### THE TASK
In the entries below, count every line containing "using". Return the number and nothing else.

### RECORDED DATA

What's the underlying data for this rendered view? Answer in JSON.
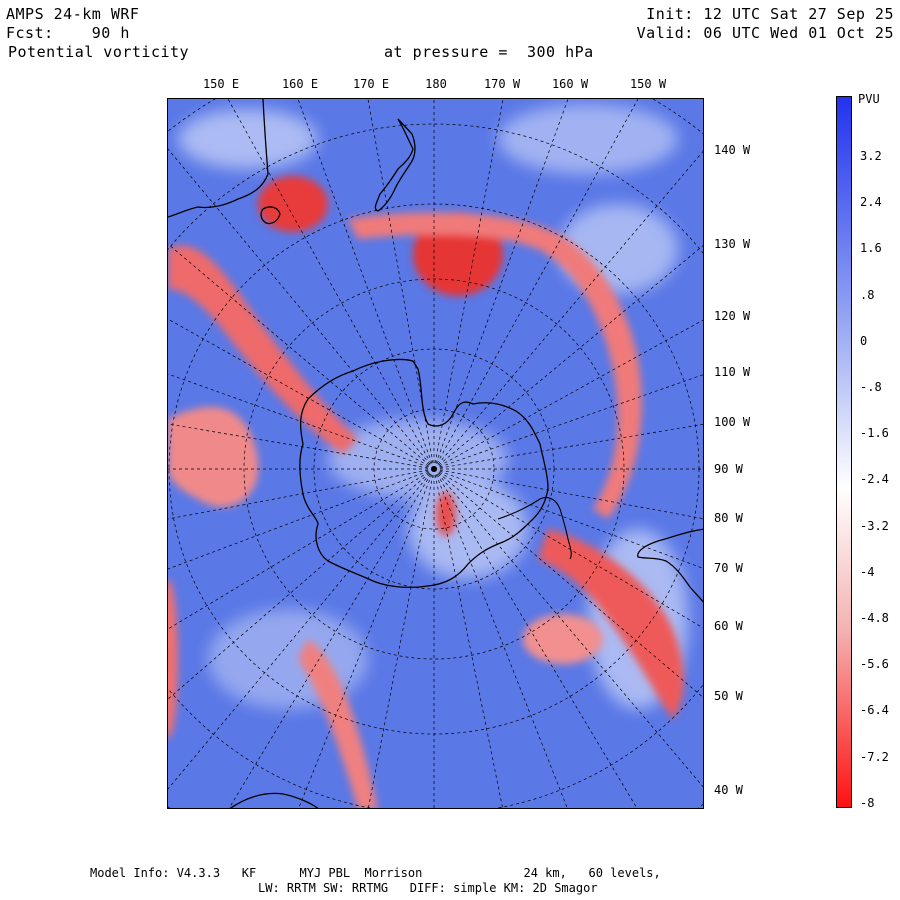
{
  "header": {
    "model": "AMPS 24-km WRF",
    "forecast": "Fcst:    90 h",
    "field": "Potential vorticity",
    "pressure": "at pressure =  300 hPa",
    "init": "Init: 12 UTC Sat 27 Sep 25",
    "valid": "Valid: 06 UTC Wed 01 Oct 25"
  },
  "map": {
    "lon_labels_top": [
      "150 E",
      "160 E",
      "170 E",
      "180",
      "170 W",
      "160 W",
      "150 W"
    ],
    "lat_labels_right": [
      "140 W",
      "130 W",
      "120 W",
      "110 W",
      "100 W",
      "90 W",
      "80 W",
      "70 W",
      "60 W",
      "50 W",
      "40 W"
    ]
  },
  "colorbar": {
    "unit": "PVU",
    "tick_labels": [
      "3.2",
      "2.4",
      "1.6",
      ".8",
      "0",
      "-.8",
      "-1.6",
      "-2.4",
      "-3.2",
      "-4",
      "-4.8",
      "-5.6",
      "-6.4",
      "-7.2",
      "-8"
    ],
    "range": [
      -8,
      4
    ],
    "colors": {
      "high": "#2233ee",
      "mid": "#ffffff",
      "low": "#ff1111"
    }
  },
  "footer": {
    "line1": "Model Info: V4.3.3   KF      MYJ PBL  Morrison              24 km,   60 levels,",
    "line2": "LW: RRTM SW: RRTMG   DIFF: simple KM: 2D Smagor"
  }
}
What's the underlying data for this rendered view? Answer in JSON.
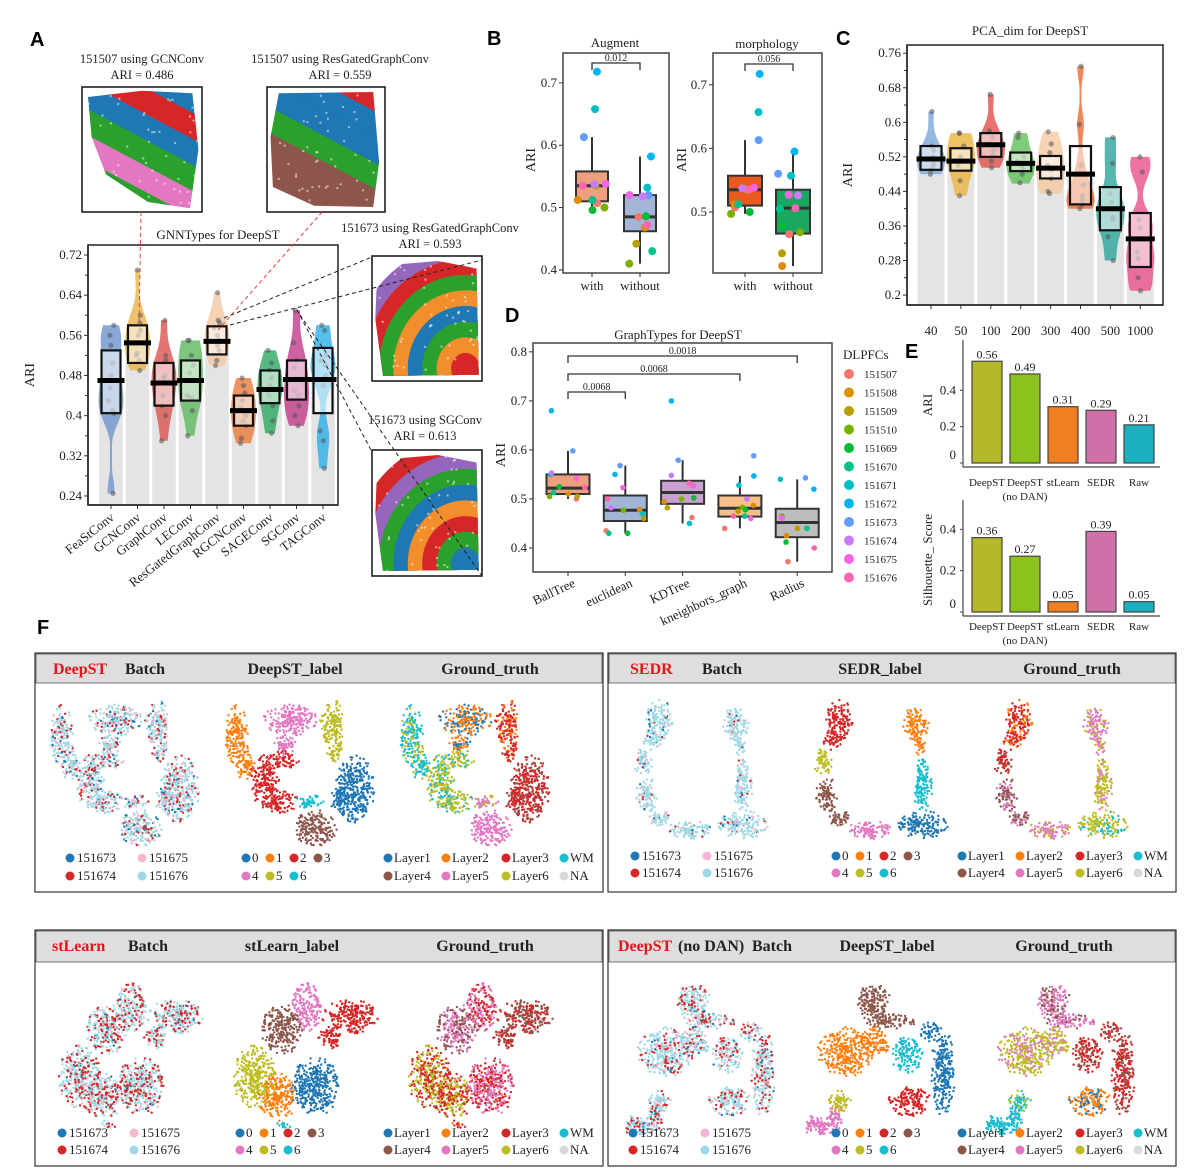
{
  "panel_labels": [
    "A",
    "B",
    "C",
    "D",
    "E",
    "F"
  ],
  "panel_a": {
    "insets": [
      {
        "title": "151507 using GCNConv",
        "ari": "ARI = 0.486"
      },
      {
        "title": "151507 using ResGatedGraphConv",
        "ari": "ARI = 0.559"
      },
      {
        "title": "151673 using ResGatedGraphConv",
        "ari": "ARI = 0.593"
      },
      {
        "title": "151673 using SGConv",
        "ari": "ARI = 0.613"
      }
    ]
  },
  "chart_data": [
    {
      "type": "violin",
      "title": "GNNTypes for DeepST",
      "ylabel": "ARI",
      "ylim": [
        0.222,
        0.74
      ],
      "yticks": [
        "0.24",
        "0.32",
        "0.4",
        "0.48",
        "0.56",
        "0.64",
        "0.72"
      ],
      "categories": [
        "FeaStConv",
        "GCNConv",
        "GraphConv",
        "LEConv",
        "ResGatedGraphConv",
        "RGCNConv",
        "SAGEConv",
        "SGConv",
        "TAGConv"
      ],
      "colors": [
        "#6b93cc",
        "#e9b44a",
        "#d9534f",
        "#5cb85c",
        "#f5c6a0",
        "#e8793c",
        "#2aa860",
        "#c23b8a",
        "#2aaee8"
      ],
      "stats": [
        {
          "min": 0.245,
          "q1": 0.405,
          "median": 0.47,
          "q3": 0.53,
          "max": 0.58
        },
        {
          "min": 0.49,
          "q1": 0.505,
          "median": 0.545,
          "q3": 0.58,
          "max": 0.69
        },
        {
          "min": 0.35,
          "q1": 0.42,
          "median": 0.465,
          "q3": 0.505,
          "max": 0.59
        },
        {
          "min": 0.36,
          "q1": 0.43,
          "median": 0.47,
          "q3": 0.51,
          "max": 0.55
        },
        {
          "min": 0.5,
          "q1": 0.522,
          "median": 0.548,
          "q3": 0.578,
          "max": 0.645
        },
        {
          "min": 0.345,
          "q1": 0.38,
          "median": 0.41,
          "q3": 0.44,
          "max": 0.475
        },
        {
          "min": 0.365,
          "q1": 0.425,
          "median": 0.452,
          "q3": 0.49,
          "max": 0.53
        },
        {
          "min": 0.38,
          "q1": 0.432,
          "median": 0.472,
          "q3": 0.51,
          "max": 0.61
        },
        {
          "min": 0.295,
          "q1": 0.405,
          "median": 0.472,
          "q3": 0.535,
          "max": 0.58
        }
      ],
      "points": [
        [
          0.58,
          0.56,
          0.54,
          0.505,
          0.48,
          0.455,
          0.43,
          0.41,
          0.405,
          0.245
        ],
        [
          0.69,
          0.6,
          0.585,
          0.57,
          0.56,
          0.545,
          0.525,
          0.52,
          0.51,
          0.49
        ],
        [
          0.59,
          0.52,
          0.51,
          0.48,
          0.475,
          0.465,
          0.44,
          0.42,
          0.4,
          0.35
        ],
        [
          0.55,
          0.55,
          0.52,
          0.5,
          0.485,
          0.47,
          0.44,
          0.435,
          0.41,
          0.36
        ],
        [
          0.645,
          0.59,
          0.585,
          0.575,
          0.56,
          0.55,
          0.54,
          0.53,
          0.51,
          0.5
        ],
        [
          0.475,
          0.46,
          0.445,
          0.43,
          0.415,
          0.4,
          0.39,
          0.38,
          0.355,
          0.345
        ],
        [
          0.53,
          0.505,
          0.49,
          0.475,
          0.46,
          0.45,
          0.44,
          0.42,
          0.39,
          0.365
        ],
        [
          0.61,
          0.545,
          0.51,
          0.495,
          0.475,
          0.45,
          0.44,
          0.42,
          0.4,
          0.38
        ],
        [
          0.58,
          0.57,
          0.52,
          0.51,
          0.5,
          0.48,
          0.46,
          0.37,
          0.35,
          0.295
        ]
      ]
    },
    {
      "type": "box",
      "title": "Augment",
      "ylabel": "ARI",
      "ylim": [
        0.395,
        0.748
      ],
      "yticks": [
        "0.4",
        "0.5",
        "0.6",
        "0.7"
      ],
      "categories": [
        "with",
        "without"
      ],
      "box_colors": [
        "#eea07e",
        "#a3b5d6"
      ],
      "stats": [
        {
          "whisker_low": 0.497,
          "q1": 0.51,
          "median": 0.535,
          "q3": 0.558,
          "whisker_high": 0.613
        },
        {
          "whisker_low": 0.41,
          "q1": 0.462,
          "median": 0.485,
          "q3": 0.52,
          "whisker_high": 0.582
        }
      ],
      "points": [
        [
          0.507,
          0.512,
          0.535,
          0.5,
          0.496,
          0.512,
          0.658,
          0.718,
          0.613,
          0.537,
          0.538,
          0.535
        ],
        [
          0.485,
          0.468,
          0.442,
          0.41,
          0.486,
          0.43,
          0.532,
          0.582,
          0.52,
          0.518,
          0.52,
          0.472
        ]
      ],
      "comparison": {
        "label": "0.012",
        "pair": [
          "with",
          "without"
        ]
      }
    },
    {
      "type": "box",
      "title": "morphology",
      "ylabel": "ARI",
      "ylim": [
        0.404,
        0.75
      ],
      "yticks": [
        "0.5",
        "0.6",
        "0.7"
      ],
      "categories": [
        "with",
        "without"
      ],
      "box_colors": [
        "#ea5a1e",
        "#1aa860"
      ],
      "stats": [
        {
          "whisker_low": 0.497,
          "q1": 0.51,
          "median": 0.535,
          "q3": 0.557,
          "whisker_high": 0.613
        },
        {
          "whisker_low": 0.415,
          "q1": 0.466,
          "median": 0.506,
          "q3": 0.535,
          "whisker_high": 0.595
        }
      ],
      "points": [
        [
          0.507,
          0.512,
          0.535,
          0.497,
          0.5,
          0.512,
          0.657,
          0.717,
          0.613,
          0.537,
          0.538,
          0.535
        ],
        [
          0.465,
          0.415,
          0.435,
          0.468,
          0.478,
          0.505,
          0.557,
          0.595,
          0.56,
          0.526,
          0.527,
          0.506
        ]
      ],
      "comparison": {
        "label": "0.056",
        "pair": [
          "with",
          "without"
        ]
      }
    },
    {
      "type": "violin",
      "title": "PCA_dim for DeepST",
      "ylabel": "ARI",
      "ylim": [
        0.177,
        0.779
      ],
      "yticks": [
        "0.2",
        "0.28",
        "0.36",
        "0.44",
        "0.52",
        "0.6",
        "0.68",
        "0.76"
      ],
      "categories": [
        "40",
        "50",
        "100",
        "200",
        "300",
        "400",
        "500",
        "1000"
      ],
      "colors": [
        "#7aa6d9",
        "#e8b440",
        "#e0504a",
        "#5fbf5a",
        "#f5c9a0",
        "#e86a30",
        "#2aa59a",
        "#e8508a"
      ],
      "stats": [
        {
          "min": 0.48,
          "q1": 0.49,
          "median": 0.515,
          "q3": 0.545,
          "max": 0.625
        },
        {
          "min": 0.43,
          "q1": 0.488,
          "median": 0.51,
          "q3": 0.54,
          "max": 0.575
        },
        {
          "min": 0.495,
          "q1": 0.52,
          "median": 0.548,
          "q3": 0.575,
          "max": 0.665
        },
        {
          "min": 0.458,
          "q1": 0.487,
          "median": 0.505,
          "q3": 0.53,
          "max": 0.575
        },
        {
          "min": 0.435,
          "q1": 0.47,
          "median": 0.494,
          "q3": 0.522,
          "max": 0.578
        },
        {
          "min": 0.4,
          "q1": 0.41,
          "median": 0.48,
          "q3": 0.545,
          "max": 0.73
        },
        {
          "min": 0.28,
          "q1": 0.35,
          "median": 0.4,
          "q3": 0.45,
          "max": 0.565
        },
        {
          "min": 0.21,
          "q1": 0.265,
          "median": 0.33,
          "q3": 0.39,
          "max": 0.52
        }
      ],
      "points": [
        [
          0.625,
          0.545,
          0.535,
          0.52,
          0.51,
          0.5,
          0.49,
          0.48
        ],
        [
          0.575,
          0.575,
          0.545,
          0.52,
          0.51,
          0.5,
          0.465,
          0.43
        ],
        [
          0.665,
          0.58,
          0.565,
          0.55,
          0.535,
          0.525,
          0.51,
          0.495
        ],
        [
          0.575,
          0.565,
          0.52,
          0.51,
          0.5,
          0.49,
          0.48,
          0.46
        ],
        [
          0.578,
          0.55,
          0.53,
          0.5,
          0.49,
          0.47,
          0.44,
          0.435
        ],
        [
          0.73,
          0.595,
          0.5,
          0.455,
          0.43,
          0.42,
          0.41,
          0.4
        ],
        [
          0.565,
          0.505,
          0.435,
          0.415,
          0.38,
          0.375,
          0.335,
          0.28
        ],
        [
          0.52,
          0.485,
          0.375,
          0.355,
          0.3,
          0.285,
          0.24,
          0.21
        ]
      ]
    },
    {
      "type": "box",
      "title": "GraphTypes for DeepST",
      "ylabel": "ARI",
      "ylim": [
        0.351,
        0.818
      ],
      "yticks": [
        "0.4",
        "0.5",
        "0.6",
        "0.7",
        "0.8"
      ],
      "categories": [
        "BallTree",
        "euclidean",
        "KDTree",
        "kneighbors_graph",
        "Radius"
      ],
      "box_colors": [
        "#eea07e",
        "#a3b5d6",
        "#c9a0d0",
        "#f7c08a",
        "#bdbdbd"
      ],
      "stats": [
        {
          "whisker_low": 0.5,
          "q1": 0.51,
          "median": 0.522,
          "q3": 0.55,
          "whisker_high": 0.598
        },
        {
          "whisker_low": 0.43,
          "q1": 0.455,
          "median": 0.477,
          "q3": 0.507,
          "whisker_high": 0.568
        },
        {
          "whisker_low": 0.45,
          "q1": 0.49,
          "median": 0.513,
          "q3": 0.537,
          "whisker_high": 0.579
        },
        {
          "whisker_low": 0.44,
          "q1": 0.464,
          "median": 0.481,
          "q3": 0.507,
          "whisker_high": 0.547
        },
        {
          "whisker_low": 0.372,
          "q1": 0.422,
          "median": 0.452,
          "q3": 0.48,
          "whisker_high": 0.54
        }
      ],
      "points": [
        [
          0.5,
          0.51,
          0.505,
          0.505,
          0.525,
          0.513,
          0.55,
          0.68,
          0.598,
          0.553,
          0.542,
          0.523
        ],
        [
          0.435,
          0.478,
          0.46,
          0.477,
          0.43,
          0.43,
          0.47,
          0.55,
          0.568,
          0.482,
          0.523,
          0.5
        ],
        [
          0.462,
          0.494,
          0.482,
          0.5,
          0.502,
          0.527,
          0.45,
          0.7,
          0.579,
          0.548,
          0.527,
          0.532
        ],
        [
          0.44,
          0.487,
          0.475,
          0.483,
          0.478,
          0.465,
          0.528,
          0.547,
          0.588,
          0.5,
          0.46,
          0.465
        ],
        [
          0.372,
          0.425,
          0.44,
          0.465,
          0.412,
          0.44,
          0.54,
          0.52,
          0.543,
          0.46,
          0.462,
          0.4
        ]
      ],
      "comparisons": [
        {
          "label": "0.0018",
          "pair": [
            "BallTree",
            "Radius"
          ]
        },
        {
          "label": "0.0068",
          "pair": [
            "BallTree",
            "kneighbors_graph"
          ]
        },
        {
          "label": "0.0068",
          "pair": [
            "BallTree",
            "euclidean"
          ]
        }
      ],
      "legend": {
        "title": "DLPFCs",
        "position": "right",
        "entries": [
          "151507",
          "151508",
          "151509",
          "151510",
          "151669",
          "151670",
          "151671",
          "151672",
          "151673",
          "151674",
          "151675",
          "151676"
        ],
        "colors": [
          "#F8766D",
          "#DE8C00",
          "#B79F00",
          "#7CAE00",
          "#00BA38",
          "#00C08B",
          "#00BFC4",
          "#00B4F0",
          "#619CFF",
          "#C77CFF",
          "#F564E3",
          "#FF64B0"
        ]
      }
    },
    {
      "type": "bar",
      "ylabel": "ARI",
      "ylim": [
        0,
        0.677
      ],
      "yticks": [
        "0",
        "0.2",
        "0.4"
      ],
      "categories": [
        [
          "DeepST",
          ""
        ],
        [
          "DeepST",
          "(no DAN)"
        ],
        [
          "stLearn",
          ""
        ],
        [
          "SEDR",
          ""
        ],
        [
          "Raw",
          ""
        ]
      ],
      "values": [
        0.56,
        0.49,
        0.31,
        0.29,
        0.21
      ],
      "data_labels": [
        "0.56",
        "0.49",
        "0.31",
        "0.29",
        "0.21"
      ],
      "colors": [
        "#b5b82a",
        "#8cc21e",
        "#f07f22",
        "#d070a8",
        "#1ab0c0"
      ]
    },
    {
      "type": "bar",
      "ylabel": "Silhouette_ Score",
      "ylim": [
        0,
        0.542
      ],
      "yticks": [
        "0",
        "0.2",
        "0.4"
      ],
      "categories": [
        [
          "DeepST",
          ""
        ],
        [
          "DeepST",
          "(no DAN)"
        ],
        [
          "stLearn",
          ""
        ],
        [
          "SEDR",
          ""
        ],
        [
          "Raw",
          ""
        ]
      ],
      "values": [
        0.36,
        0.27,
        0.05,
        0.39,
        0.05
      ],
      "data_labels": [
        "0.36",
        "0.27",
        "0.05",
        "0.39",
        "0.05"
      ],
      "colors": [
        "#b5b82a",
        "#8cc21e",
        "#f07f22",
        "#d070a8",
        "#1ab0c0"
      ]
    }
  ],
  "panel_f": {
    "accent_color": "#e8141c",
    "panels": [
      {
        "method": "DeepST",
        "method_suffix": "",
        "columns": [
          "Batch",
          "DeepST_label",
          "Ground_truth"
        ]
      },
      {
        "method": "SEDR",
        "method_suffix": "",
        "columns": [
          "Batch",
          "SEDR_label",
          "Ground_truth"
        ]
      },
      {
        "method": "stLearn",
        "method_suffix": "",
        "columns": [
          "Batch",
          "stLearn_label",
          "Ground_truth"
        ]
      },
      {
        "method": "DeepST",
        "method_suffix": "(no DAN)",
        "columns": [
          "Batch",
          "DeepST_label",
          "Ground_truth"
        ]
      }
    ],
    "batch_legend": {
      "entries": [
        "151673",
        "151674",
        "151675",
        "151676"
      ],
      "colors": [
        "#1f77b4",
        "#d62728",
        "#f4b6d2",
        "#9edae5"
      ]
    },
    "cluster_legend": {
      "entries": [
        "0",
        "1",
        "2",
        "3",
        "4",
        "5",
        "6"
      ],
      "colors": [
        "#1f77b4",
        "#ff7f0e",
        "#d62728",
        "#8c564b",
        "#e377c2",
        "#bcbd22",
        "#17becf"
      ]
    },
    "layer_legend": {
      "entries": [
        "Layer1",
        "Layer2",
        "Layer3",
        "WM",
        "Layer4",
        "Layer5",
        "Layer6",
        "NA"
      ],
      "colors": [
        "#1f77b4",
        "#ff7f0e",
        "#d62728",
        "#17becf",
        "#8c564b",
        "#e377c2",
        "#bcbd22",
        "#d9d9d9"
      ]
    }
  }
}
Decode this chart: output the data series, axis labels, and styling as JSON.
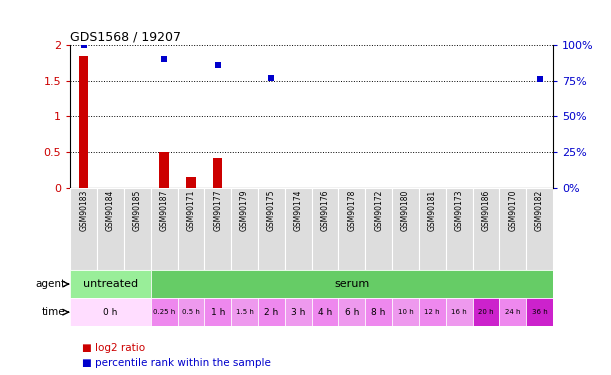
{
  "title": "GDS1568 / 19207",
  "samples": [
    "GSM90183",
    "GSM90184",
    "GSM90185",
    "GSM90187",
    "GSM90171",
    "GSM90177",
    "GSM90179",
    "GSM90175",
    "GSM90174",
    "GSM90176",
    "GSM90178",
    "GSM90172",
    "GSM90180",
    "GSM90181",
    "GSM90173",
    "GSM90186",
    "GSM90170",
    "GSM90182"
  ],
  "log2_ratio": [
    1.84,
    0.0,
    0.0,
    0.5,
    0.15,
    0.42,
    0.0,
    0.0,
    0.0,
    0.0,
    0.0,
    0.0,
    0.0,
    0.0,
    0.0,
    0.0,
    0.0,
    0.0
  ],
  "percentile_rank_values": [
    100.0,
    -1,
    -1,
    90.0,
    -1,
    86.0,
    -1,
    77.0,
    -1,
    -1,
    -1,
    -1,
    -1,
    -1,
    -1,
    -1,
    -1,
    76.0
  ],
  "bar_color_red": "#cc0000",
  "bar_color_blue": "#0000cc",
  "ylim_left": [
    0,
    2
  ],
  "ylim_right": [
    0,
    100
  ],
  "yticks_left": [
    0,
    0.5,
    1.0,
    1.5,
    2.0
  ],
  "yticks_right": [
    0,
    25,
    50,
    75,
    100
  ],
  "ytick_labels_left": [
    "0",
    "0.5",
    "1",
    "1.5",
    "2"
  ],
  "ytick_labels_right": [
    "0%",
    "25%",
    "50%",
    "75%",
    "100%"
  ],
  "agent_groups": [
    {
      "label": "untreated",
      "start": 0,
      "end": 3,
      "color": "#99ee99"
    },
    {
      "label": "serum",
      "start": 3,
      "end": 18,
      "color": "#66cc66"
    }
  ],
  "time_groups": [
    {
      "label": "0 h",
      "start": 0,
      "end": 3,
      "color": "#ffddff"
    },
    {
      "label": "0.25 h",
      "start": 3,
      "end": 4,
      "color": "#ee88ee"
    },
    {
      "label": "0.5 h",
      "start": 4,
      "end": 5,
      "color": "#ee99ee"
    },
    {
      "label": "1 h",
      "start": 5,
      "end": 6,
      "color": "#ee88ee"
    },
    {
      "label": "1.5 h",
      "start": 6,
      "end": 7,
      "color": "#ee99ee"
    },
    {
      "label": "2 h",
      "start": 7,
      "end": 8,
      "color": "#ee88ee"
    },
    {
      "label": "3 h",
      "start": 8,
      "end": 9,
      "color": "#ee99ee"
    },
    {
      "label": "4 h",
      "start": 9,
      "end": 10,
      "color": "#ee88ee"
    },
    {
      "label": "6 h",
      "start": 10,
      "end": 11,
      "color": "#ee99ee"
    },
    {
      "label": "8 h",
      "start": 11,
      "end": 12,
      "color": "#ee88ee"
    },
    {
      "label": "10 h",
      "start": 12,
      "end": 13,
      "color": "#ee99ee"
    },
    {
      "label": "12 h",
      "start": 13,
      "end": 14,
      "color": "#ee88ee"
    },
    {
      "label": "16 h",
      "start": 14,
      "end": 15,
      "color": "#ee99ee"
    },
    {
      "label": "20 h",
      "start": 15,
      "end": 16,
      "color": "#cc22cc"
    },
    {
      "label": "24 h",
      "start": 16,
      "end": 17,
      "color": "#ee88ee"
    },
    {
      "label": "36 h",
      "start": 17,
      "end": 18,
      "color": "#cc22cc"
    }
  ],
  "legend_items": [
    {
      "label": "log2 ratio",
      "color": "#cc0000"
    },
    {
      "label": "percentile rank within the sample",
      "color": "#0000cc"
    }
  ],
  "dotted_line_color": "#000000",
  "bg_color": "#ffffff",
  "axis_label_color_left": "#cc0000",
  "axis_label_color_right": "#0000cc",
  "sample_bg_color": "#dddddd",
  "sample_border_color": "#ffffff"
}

### EXERCISE ANSWER
4